# SET PROBLEM
Select the lines of the records containing the word "Genel" and list them.

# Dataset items
+++
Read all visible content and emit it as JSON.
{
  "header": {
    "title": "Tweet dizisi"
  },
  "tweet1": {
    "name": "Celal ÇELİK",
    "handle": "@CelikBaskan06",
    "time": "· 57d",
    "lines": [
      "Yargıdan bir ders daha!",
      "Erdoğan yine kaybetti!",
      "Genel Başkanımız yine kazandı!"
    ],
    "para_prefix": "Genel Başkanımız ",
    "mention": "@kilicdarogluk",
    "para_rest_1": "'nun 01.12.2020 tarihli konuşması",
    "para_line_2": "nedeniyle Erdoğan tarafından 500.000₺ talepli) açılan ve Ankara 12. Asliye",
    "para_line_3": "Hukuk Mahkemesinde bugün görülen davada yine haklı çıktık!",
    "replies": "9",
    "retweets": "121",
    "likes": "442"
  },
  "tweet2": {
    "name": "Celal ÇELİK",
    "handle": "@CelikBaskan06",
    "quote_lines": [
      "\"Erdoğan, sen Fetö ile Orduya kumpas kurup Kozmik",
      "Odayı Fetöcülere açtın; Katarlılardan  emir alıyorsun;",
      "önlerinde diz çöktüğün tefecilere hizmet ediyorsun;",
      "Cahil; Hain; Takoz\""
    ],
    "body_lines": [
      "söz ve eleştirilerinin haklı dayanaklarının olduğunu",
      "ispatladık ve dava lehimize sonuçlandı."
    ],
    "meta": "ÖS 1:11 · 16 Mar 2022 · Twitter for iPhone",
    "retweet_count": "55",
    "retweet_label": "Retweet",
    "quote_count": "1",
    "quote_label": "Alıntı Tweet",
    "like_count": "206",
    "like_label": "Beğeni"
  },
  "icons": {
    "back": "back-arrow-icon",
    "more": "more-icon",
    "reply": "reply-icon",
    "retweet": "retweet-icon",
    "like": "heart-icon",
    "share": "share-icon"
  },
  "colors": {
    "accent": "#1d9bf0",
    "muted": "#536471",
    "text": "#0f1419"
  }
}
+++
# TASK OUTPUT
      "Genel Başkanımız yine kazandı!"
    "para_prefix": "Genel Başkanımız ",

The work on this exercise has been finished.